RECORDS TO USE:
--

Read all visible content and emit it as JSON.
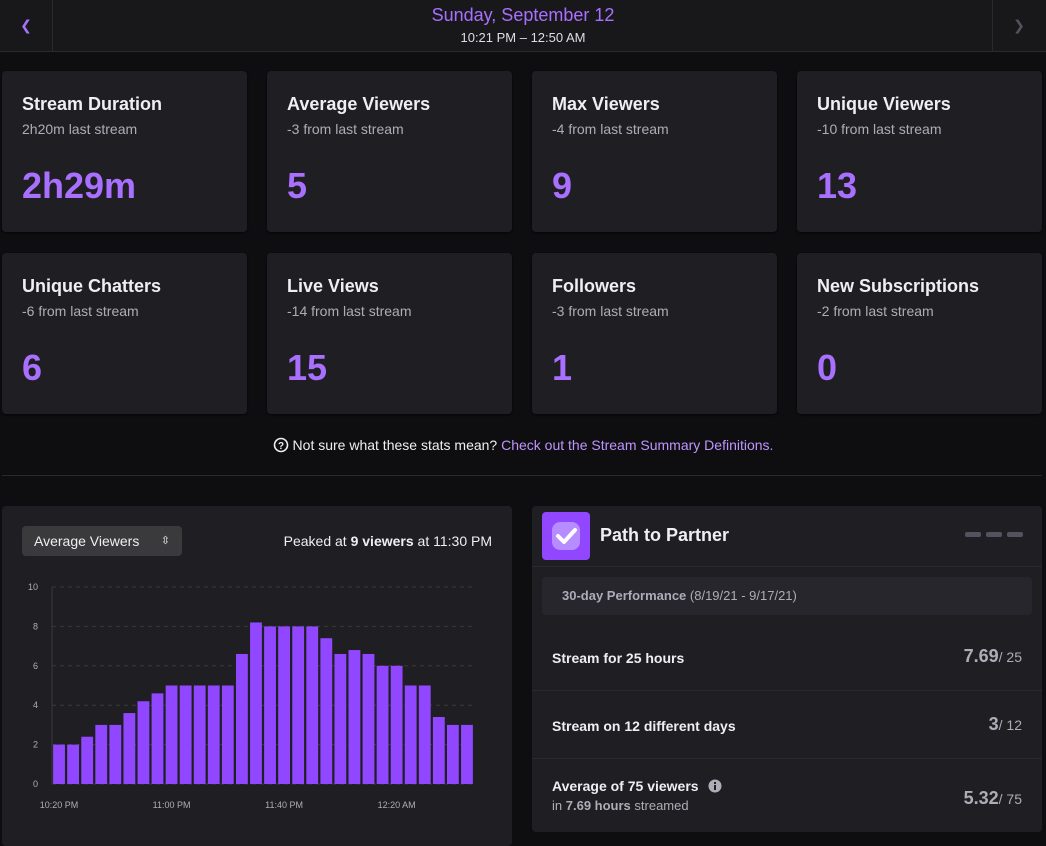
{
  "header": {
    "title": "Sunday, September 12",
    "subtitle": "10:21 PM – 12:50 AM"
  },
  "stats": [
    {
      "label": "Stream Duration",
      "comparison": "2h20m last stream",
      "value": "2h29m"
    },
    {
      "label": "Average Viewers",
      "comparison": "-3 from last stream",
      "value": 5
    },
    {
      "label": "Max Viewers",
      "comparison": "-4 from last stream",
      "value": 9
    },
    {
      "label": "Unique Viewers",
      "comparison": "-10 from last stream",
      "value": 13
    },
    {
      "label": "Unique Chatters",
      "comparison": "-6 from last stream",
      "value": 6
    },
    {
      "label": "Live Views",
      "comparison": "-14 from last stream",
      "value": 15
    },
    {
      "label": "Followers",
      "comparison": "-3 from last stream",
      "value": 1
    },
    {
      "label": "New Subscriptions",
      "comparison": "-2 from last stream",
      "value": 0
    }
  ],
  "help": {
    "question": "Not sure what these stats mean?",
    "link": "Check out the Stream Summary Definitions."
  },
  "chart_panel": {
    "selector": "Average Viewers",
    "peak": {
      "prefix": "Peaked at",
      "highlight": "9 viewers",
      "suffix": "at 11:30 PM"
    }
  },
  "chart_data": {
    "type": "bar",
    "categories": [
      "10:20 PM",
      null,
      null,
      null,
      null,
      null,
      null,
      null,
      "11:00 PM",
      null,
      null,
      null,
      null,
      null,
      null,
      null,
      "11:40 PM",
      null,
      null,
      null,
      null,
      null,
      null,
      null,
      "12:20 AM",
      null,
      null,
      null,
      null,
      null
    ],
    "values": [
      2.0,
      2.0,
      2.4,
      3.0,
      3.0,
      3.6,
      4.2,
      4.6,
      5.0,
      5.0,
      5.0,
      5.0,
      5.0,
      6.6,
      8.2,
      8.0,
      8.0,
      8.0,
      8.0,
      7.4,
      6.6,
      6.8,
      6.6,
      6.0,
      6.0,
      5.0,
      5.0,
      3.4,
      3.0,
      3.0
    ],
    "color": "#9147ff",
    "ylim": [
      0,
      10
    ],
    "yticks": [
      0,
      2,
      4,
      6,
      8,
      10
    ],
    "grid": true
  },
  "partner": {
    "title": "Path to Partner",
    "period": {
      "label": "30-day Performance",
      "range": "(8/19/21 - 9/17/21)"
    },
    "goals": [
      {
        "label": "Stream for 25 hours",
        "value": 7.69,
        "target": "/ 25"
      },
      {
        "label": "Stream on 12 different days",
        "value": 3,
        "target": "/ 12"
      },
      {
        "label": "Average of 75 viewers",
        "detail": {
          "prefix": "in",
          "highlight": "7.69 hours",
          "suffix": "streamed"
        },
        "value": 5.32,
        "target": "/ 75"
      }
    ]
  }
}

--

GIVEN INSTRUCTION: Note every line above where the string "highlight" shows up, and copy those lines.

CORRECT RESPONSE:
      "highlight": "9 viewers",
          "highlight": "7.69 hours",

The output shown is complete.